• What is being asked: Omit the pictures and return every entry exactly as written.

• Input material:
------------------------------

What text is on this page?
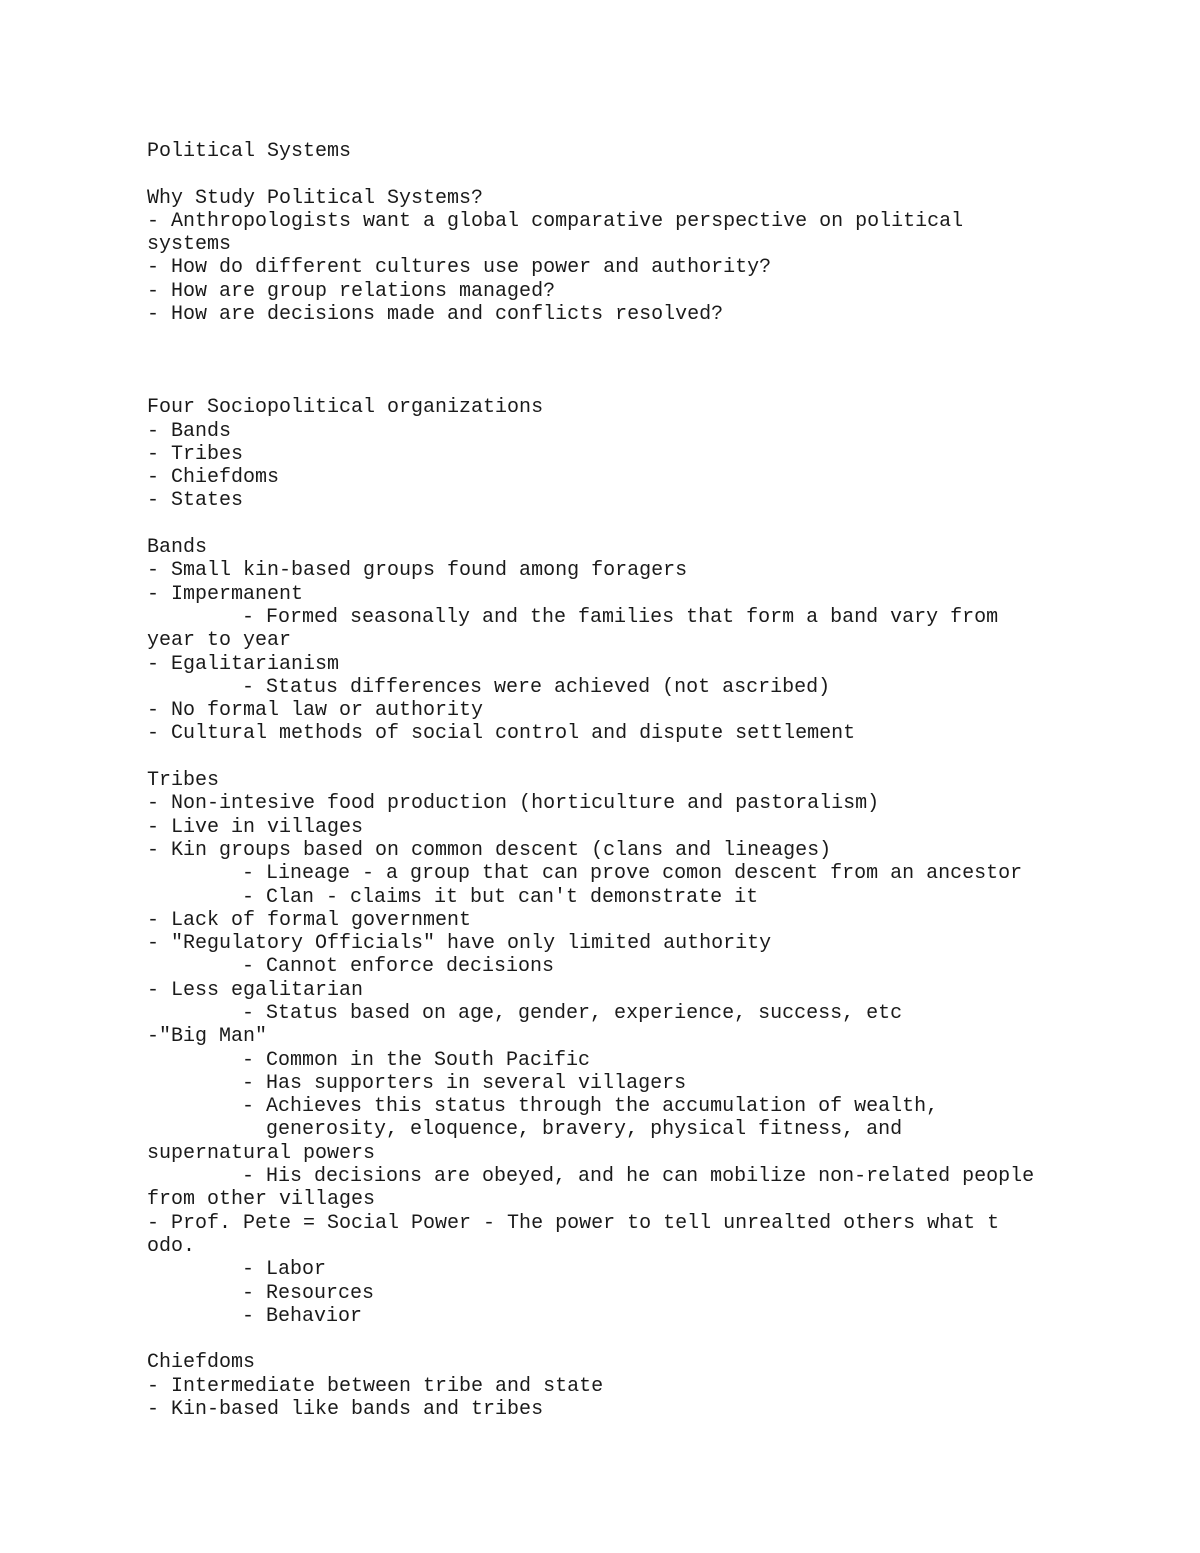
Political Systems
Why Study Political Systems?
- Anthropologists want a global comparative perspective on political
systems
- How do different cultures use power and authority?
- How are group relations managed?
- How are decisions made and conflicts resolved?
Four Sociopolitical organizations
- Bands
- Tribes
- Chiefdoms
- States
Bands
- Small kin-based groups found among foragers
- Impermanent
- Formed seasonally and the families that form a band vary from
year to year
- Egalitarianism
- Status differences were achieved (not ascribed)
- No formal law or authority
- Cultural methods of social control and dispute settlement
Tribes
- Non-intesive food production (horticulture and pastoralism)
- Live in villages
- Kin groups based on common descent (clans and lineages)
- Lineage - a group that can prove comon descent from an ancestor
- Clan - claims it but can't demonstrate it
- Lack of formal government
- "Regulatory Officials" have only limited authority
- Cannot enforce decisions
- Less egalitarian
- Status based on age, gender, experience, success, etc
-"Big Man"
- Common in the South Pacific
- Has supporters in several villagers
- Achieves this status through the accumulation of wealth,
generosity, eloquence, bravery, physical fitness, and
supernatural powers
- His decisions are obeyed, and he can mobilize non-related people
from other villages
- Prof. Pete = Social Power - The power to tell unrealted others what t
odo.
- Labor
- Resources
- Behavior
Chiefdoms
- Intermediate between tribe and state
- Kin-based like bands and tribes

------------------------------

• Completed task:
What text is on this page?
Political Systems
Why Study Political Systems?
- Anthropologists want a global comparative perspective on political
systems
- How do different cultures use power and authority?
- How are group relations managed?
- How are decisions made and conflicts resolved?
Four Sociopolitical organizations
- Bands
- Tribes
- Chiefdoms
- States
Bands
- Small kin-based groups found among foragers
- Impermanent
- Formed seasonally and the families that form a band vary from
year to year
- Egalitarianism
- Status differences were achieved (not ascribed)
- No formal law or authority
- Cultural methods of social control and dispute settlement
Tribes
- Non-intesive food production (horticulture and pastoralism)
- Live in villages
- Kin groups based on common descent (clans and lineages)
- Lineage - a group that can prove comon descent from an ancestor
- Clan - claims it but can't demonstrate it
- Lack of formal government
- "Regulatory Officials" have only limited authority
- Cannot enforce decisions
- Less egalitarian
- Status based on age, gender, experience, success, etc
-"Big Man"
- Common in the South Pacific
- Has supporters in several villagers
- Achieves this status through the accumulation of wealth,
generosity, eloquence, bravery, physical fitness, and
supernatural powers
- His decisions are obeyed, and he can mobilize non-related people
from other villages
- Prof. Pete = Social Power - The power to tell unrealted others what t
odo.
- Labor
- Resources
- Behavior
Chiefdoms
- Intermediate between tribe and state
- Kin-based like bands and tribes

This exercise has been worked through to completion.